[Short problem]
Give back each entry unchanged, minus pictures.

[Data supplied]
§

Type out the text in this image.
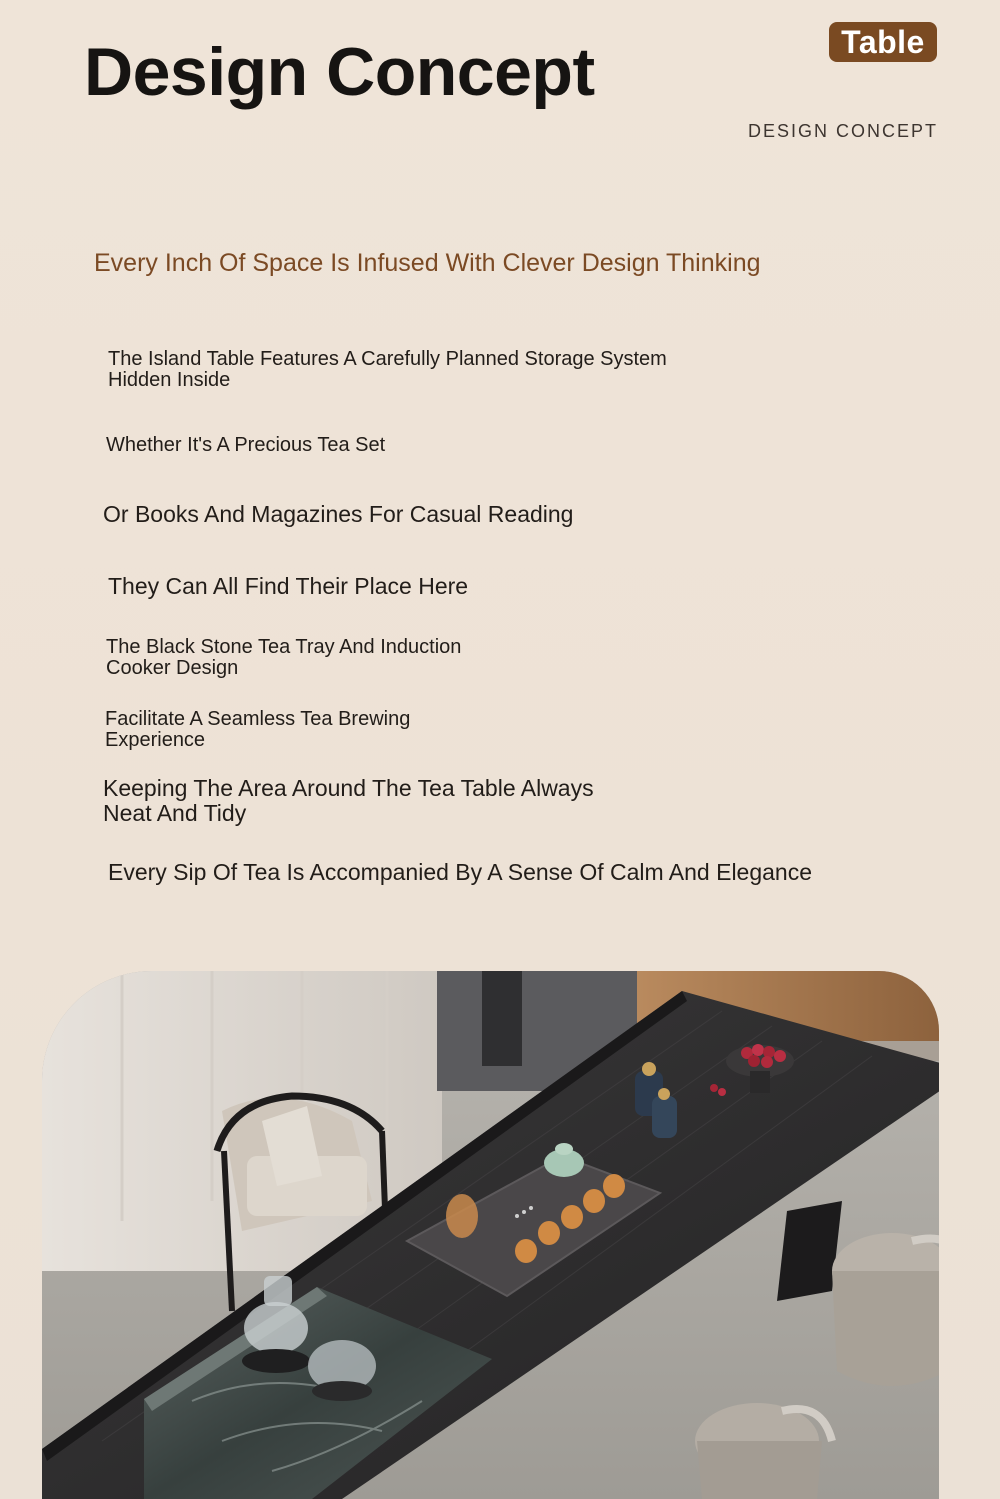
Design Concept	Table
DESIGN CONCEPT
Every Inch Of Space Is Infused With Clever Design Thinking
The Island Table Features A Carefully Planned Storage System
Hidden Inside
Whether It's A Precious Tea Set
Or Books And Magazines For Casual Reading
They Can All Find Their Place Here
The Black Stone Tea Tray And Induction
Cooker Design
Facilitate A Seamless Tea Brewing
Experience
Keeping The Area Around The Tea Table Always
Neat And Tidy
Every Sip Of Tea Is Accompanied By A Sense Of Calm And Elegance
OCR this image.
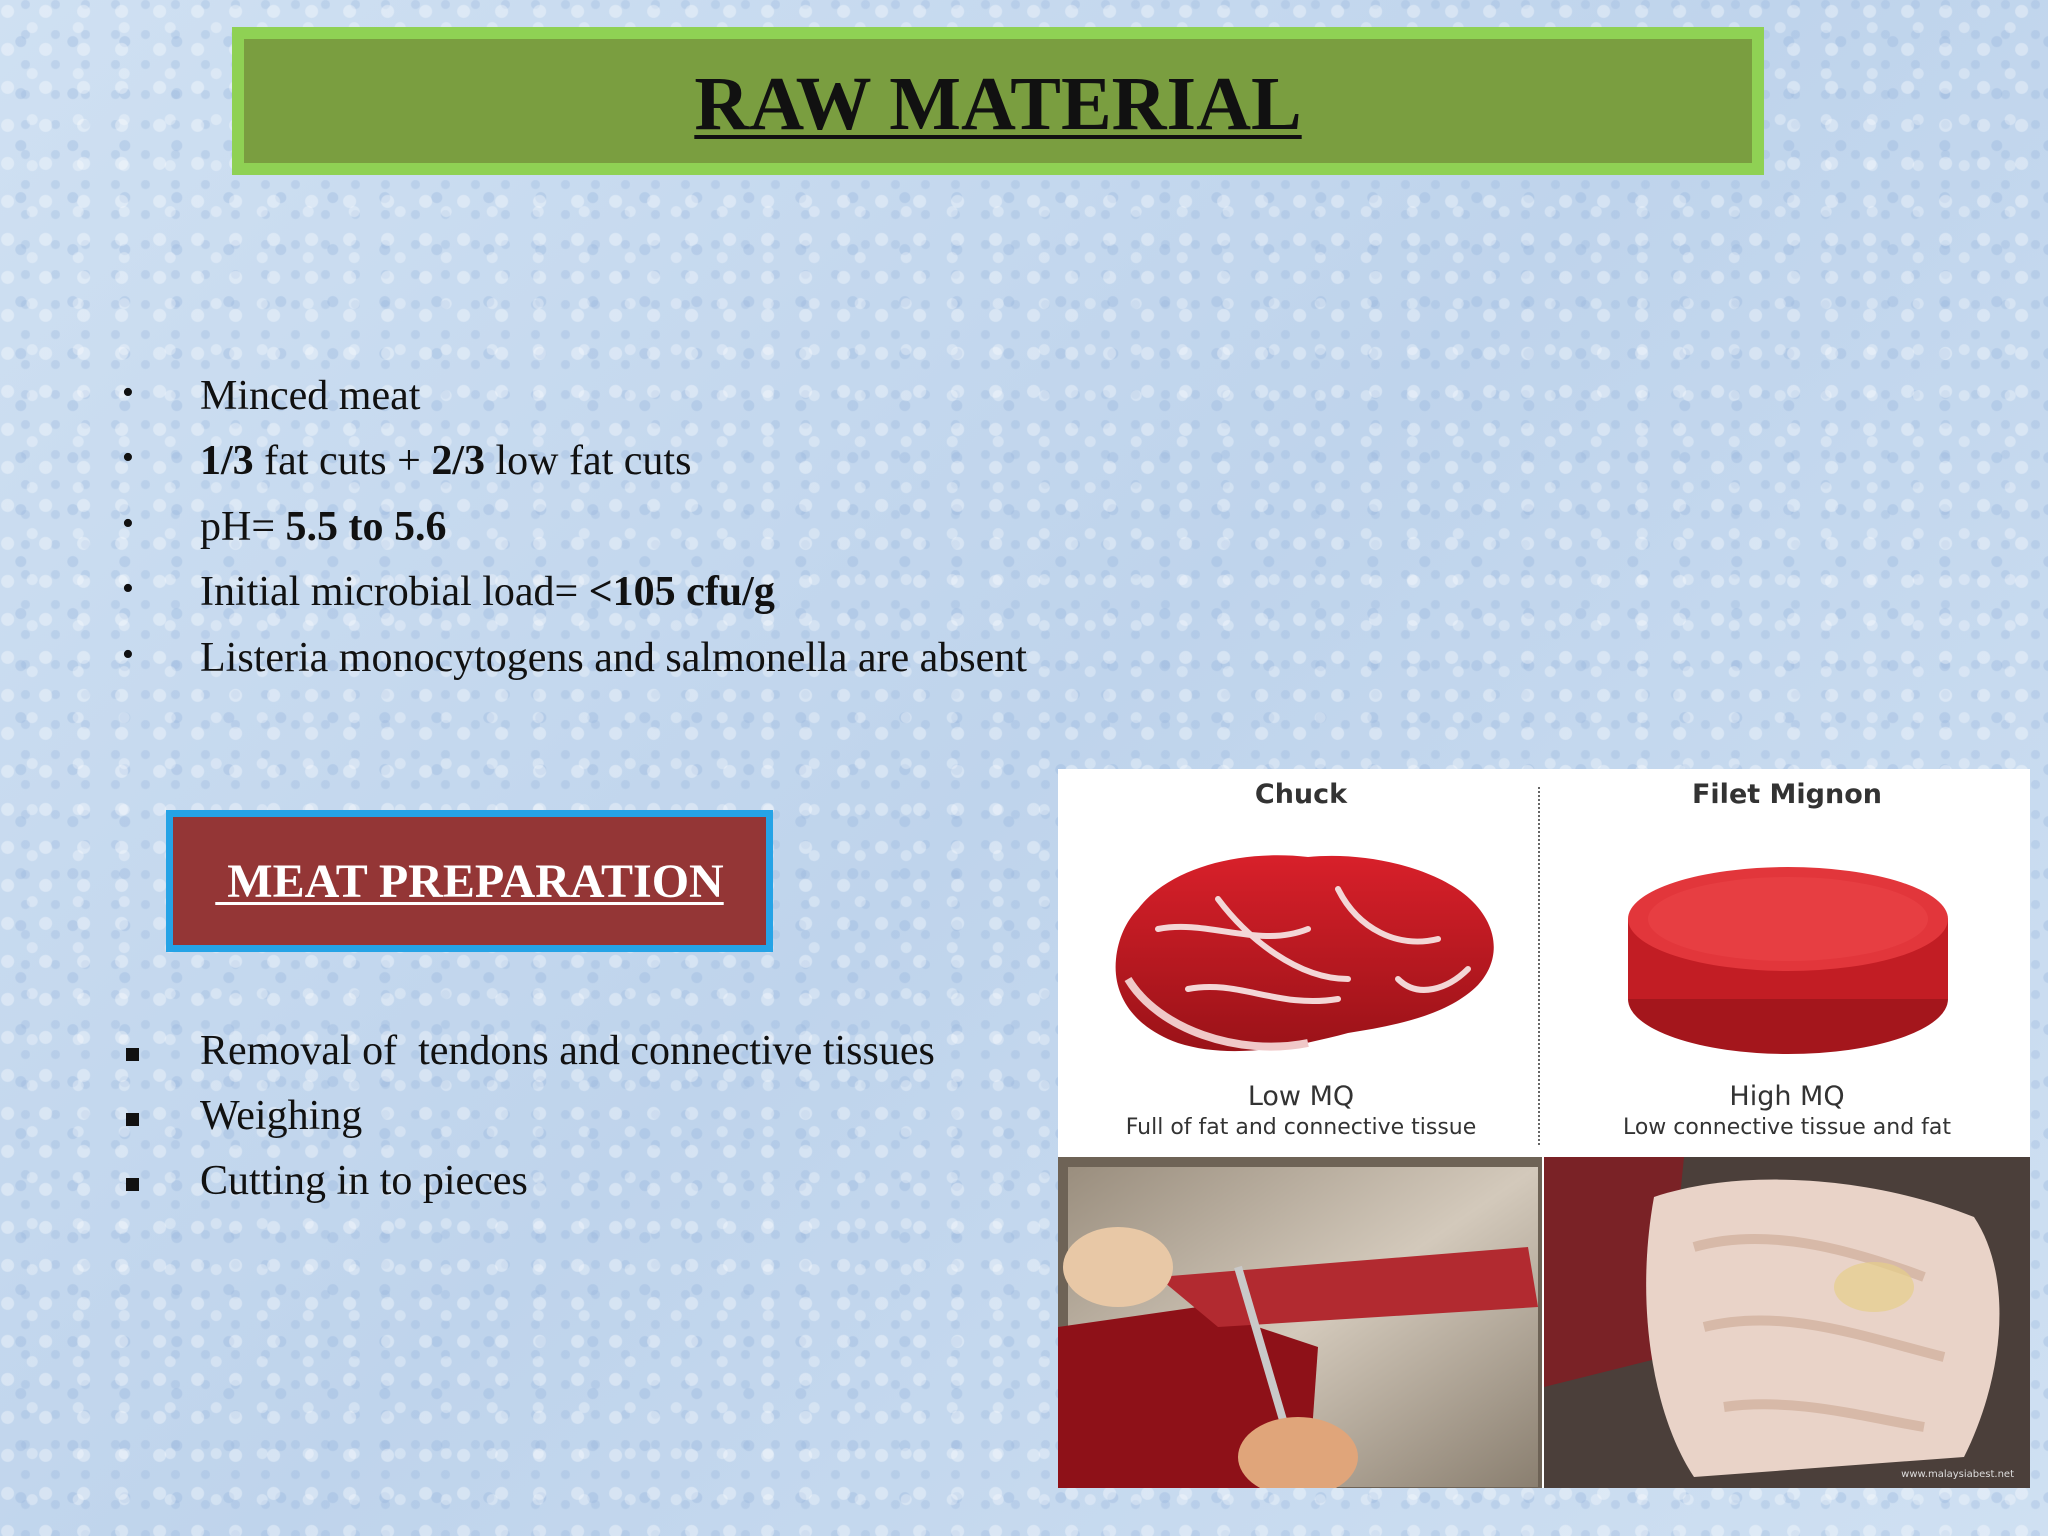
RAW MATERIAL
• Minced meat
• 1/3 fat cuts + 2/3 low fat cuts
• pH= 5.5 to 5.6
• Initial microbial load= <105 cfu/g
• Listeria monocytogens and salmonella are absent
MEAT PREPARATION
Removal of  tendons and connective tissues
Weighing
Cutting in to pieces
Chuck	Filet Mignon
Low MQ
Full of fat and connective tissue
High MQ
Low connective tissue and fat
www.malaysiabest.net
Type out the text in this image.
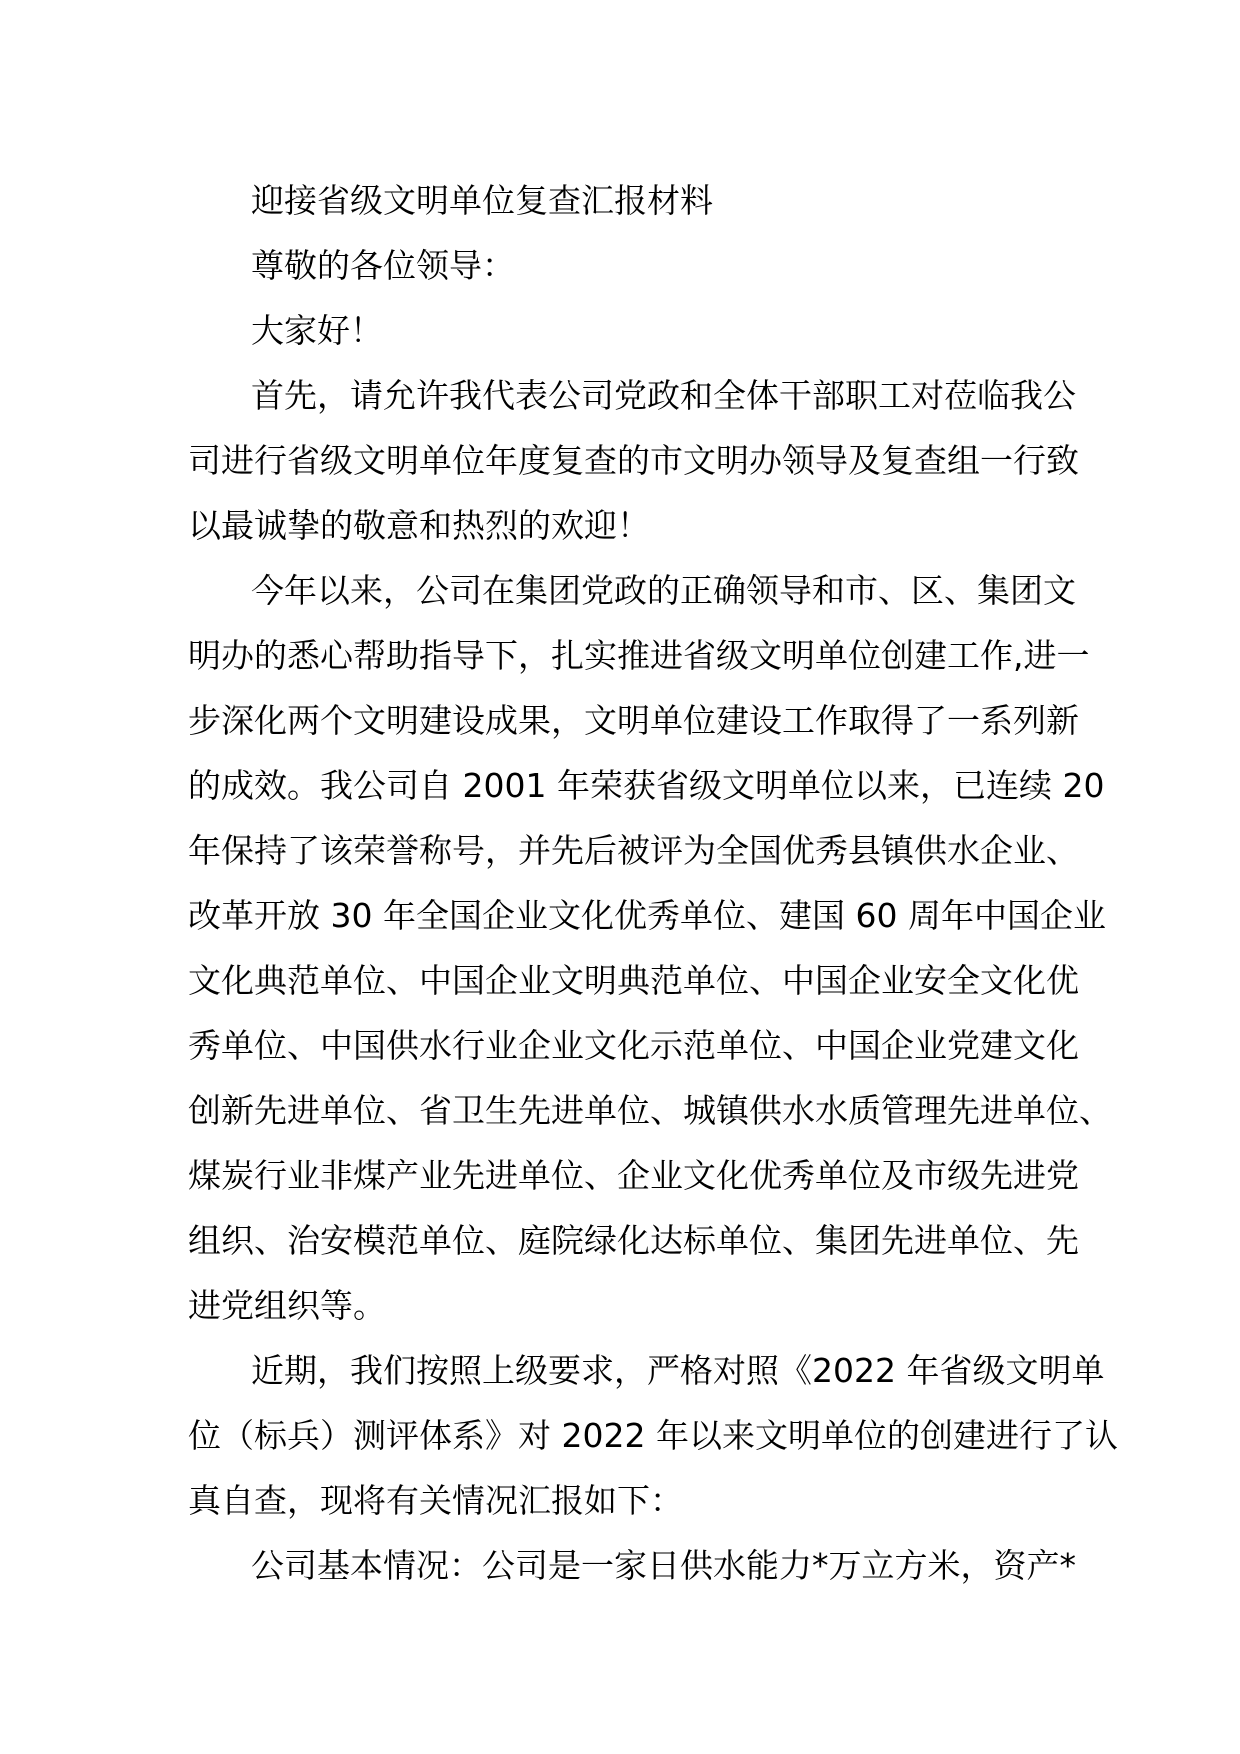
迎接省级文明单位复查汇报材料
尊敬的各位领导：
大家好！
首先，请允许我代表公司党政和全体干部职工对莅临我公
司进行省级文明单位年度复查的市文明办领导及复查组一行致
以最诚挚的敬意和热烈的欢迎！
今年以来，公司在集团党政的正确领导和市、区、集团文
明办的悉心帮助指导下，扎实推进省级文明单位创建工作,进一
步深化两个文明建设成果，文明单位建设工作取得了一系列新
的成效。我公司自 2001 年荣获省级文明单位以来，已连续 20
年保持了该荣誉称号，并先后被评为全国优秀县镇供水企业、
改革开放 30 年全国企业文化优秀单位、建国 60 周年中国企业
文化典范单位、中国企业文明典范单位、中国企业安全文化优
秀单位、中国供水行业企业文化示范单位、中国企业党建文化
创新先进单位、省卫生先进单位、城镇供水水质管理先进单位、
煤炭行业非煤产业先进单位、企业文化优秀单位及市级先进党
组织、治安模范单位、庭院绿化达标单位、集团先进单位、先
进党组织等。
近期，我们按照上级要求，严格对照《2022 年省级文明单
位（标兵）测评体系》对 2022 年以来文明单位的创建进行了认
真自查，现将有关情况汇报如下：
公司基本情况：公司是一家日供水能力*万立方米，资产*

§

[Response]
Type out the text in this image.
Design Concept	Table
DESIGN CONCEPT
Every Inch Of Space Is Infused With Clever Design Thinking
The Island Table Features A Carefully Planned Storage System
Hidden Inside
Whether It's A Precious Tea Set
Or Books And Magazines For Casual Reading
They Can All Find Their Place Here
The Black Stone Tea Tray And Induction
Cooker Design
Facilitate A Seamless Tea Brewing
Experience
Keeping The Area Around The Tea Table Always
Neat And Tidy
Every Sip Of Tea Is Accompanied By A Sense Of Calm And Elegance
OCR this image.
RAW MATERIAL
• Minced meat
• 1/3 fat cuts + 2/3 low fat cuts
• pH= 5.5 to 5.6
• Initial microbial load= <105 cfu/g
• Listeria monocytogens and salmonella are absent
MEAT PREPARATION
Removal of  tendons and connective tissues
Weighing
Cutting in to pieces
Chuck	Filet Mignon
Low MQ
Full of fat and connective tissue
High MQ
Low connective tissue and fat
www.malaysiabest.net
Type out the text in this image.
迎接省级文明单位复查汇报材料
尊敬的各位领导：
大家好！
首先，请允许我代表公司党政和全体干部职工对莅临我公
司进行省级文明单位年度复查的市文明办领导及复查组一行致
以最诚挚的敬意和热烈的欢迎！
今年以来，公司在集团党政的正确领导和市、区、集团文
明办的悉心帮助指导下，扎实推进省级文明单位创建工作,进一
步深化两个文明建设成果，文明单位建设工作取得了一系列新
的成效。我公司自 2001 年荣获省级文明单位以来，已连续 20
年保持了该荣誉称号，并先后被评为全国优秀县镇供水企业、
改革开放 30 年全国企业文化优秀单位、建国 60 周年中国企业
文化典范单位、中国企业文明典范单位、中国企业安全文化优
秀单位、中国供水行业企业文化示范单位、中国企业党建文化
创新先进单位、省卫生先进单位、城镇供水水质管理先进单位、
煤炭行业非煤产业先进单位、企业文化优秀单位及市级先进党
组织、治安模范单位、庭院绿化达标单位、集团先进单位、先
进党组织等。
近期，我们按照上级要求，严格对照《2022 年省级文明单
位（标兵）测评体系》对 2022 年以来文明单位的创建进行了认
真自查，现将有关情况汇报如下：
公司基本情况：公司是一家日供水能力*万立方米，资产*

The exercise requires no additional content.